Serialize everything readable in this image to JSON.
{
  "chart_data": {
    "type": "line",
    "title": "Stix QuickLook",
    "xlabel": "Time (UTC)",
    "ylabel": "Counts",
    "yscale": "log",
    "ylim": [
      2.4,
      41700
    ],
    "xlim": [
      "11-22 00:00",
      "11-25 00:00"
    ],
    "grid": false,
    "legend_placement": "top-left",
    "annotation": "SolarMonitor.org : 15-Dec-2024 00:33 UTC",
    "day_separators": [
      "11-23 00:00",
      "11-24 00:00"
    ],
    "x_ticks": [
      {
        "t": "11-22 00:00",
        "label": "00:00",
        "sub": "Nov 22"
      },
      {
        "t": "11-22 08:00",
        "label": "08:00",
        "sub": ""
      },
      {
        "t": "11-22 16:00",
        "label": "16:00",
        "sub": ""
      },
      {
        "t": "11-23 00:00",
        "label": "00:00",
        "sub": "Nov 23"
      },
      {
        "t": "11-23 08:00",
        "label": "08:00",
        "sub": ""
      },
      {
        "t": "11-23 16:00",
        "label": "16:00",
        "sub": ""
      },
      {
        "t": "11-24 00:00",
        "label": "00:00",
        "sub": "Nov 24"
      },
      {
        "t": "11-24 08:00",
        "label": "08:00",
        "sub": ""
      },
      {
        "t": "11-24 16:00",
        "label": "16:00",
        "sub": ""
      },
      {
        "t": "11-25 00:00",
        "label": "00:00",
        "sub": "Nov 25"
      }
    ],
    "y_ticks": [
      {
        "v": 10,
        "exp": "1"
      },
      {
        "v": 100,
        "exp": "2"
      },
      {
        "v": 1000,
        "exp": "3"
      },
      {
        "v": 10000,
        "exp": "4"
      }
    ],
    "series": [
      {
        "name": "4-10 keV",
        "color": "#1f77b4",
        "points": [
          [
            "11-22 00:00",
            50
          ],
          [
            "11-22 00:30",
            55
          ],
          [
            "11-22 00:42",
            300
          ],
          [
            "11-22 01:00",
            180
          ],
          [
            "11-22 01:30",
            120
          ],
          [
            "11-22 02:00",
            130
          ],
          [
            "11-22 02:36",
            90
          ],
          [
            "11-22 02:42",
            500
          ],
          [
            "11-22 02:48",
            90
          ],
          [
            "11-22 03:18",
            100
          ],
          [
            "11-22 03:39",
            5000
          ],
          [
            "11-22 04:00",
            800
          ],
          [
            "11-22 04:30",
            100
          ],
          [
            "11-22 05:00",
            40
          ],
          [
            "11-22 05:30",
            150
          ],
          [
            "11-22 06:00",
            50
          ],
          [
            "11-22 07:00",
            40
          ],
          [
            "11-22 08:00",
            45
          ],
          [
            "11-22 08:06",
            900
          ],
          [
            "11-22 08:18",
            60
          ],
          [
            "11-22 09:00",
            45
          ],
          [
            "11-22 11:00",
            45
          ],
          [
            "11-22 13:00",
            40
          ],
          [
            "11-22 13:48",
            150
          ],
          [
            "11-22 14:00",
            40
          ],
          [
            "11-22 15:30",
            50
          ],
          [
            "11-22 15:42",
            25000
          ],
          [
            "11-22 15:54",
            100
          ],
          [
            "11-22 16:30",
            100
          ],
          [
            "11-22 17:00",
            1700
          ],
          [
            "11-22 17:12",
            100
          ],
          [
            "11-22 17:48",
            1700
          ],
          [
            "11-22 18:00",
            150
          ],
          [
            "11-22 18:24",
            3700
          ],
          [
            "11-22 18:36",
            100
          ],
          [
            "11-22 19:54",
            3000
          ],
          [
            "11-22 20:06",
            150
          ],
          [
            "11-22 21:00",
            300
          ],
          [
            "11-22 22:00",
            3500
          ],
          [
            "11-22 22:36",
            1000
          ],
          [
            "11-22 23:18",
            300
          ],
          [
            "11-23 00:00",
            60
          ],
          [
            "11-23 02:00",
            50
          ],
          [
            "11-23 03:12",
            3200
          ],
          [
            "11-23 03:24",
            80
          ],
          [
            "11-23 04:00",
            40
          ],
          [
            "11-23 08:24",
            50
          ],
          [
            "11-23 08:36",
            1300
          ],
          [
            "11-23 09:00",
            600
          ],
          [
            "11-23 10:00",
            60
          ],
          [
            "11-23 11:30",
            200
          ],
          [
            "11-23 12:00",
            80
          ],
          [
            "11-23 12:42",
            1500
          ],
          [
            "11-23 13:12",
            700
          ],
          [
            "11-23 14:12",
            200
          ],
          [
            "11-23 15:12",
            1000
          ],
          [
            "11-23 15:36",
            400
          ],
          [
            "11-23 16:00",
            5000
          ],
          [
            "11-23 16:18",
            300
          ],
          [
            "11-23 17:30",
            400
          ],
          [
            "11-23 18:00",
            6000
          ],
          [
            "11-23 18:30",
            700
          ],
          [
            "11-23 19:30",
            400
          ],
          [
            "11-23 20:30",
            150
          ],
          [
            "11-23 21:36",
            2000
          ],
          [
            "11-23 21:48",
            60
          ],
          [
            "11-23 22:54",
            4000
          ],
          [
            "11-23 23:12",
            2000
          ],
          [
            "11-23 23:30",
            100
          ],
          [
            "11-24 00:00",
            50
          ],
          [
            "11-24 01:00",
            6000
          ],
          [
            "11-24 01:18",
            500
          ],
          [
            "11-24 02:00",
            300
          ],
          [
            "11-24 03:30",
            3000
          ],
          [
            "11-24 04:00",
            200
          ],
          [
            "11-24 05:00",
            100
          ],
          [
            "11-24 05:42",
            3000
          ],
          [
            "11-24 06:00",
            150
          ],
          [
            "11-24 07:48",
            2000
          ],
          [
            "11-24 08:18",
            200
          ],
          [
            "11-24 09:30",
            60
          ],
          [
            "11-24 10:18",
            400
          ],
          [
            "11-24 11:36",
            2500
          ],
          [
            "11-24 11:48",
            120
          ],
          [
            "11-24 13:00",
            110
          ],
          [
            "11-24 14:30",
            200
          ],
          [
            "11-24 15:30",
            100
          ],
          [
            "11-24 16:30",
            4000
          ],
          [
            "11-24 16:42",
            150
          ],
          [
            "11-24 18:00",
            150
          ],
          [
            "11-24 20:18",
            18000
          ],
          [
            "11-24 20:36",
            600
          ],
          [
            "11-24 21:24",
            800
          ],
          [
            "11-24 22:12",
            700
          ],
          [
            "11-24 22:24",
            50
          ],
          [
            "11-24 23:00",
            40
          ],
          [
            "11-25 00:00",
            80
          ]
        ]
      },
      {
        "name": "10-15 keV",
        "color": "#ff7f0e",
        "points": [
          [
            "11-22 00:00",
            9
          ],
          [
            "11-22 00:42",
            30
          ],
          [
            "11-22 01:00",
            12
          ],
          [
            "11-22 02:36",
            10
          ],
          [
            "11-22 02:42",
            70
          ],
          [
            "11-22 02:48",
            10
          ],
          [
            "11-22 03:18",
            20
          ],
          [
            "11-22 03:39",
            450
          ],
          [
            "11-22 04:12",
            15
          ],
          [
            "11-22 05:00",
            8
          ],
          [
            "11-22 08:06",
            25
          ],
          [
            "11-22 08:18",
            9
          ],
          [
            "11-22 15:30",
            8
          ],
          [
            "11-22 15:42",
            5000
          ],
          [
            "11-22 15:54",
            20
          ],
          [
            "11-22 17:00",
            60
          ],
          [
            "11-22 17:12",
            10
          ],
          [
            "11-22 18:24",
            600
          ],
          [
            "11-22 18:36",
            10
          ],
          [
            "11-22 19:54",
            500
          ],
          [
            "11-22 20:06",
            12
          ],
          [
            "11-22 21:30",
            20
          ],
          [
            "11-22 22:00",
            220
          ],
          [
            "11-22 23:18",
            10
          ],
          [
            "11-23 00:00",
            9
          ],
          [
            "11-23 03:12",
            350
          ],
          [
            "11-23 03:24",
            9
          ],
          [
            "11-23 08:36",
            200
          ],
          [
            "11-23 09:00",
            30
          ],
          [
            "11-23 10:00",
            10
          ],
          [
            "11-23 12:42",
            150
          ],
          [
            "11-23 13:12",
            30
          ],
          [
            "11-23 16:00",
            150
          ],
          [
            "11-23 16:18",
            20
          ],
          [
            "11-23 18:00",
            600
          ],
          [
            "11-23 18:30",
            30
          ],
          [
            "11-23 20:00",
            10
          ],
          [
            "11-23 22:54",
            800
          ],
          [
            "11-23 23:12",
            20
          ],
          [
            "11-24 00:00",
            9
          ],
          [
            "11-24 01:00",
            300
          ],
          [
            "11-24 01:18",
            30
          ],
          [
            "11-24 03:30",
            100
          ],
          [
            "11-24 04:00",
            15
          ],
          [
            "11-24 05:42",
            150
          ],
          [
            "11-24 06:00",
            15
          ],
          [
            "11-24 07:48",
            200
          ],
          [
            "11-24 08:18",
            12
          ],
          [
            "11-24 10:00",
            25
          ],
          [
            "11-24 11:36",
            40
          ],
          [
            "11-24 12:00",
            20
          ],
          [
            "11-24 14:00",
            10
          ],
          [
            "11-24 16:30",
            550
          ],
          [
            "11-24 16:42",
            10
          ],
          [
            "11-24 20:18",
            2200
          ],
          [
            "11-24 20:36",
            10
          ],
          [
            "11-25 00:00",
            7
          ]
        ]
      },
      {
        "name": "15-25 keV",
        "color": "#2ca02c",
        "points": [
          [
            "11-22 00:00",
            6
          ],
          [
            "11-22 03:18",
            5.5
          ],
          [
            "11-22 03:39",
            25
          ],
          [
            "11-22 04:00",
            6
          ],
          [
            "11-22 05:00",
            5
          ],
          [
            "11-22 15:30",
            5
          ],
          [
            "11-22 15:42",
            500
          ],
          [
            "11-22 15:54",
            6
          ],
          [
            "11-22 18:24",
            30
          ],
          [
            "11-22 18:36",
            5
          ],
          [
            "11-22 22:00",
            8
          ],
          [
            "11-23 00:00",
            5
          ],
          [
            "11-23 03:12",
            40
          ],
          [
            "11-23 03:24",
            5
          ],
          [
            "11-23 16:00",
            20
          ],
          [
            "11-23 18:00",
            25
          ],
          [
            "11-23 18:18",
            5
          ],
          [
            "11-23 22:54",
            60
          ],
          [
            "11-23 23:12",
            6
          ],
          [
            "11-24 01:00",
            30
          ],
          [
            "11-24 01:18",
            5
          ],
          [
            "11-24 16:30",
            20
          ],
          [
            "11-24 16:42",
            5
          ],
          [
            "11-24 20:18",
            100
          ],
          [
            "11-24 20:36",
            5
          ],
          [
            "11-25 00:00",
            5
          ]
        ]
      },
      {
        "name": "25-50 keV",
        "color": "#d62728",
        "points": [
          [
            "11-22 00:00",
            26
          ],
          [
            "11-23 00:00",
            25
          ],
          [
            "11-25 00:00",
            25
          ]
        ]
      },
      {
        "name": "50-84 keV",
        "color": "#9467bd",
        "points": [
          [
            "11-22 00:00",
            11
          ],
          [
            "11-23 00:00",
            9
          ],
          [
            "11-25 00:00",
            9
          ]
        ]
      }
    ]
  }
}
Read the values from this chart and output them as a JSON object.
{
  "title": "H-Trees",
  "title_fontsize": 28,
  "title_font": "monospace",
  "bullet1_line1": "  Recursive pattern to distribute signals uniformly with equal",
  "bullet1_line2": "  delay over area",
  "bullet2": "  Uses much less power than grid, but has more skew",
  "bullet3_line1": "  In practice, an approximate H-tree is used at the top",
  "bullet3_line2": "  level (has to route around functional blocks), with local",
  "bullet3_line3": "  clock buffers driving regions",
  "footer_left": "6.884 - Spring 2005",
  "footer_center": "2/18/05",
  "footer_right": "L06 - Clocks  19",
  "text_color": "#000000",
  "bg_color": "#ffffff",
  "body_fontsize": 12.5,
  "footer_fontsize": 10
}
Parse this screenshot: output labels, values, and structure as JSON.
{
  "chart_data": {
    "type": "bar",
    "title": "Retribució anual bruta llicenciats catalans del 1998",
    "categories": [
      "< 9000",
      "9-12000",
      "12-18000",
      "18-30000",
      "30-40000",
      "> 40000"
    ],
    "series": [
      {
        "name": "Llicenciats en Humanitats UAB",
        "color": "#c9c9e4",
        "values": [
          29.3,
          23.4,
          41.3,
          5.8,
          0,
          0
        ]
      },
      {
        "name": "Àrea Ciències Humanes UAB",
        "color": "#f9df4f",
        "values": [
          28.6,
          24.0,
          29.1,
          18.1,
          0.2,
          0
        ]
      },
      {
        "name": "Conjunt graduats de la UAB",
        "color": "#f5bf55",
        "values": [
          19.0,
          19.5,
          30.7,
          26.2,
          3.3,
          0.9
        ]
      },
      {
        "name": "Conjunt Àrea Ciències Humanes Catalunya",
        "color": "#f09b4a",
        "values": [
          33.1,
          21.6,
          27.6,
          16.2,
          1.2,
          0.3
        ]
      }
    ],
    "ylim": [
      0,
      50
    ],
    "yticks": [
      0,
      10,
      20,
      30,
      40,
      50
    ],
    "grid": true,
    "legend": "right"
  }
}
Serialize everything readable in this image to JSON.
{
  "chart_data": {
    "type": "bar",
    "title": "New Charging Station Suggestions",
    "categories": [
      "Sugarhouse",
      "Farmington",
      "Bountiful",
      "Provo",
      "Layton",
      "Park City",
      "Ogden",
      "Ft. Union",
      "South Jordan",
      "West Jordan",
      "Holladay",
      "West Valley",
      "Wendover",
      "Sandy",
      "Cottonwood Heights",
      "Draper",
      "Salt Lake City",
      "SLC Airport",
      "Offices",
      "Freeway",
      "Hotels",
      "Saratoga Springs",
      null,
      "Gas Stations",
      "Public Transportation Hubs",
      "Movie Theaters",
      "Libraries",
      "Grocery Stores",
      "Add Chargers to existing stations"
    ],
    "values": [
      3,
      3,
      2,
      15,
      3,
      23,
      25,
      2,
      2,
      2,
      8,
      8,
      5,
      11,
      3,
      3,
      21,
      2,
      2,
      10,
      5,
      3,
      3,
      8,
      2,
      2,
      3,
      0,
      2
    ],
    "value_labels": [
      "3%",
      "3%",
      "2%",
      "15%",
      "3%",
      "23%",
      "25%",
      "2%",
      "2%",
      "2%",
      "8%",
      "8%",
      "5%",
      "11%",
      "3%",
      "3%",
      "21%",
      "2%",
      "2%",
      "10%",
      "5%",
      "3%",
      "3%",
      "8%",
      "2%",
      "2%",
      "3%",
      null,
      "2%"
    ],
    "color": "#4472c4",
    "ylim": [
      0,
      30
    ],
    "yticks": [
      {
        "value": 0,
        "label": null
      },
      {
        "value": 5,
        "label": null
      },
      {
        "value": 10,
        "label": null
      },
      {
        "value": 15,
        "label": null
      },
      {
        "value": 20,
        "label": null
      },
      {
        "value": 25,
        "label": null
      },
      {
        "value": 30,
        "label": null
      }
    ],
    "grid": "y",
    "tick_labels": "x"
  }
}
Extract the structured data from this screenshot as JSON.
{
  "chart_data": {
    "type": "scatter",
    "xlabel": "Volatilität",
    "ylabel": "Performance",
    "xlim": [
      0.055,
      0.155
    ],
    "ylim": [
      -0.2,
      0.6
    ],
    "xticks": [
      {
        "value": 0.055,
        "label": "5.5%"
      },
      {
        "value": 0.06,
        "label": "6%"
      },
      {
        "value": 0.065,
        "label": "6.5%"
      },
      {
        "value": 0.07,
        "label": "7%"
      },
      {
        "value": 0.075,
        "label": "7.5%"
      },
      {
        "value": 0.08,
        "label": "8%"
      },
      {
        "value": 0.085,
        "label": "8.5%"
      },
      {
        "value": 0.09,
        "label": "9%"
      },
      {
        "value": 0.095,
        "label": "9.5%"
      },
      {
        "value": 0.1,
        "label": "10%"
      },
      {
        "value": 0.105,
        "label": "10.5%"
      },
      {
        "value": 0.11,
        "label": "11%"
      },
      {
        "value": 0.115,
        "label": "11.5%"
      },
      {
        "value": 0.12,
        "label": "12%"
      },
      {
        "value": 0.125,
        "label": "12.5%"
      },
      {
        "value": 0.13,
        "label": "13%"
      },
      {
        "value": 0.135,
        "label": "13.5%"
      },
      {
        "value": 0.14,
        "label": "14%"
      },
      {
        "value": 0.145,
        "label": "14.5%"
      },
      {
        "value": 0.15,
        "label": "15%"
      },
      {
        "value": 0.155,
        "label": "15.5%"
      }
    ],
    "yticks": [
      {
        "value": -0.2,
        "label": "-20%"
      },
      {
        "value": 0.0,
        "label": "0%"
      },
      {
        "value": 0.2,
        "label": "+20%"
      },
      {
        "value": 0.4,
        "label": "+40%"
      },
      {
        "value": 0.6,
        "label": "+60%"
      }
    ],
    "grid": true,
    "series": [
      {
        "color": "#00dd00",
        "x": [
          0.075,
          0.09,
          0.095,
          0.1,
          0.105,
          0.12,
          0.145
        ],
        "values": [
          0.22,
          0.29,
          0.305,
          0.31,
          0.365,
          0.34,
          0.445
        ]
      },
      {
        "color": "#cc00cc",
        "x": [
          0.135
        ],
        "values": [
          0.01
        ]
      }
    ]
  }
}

• Required task: Pick out all lines containing the string "Conjunt".

• Answer to this exercise:
        "name": "Conjunt graduats de la UAB",
        "name": "Conjunt Àrea Ciències Humanes Catalunya",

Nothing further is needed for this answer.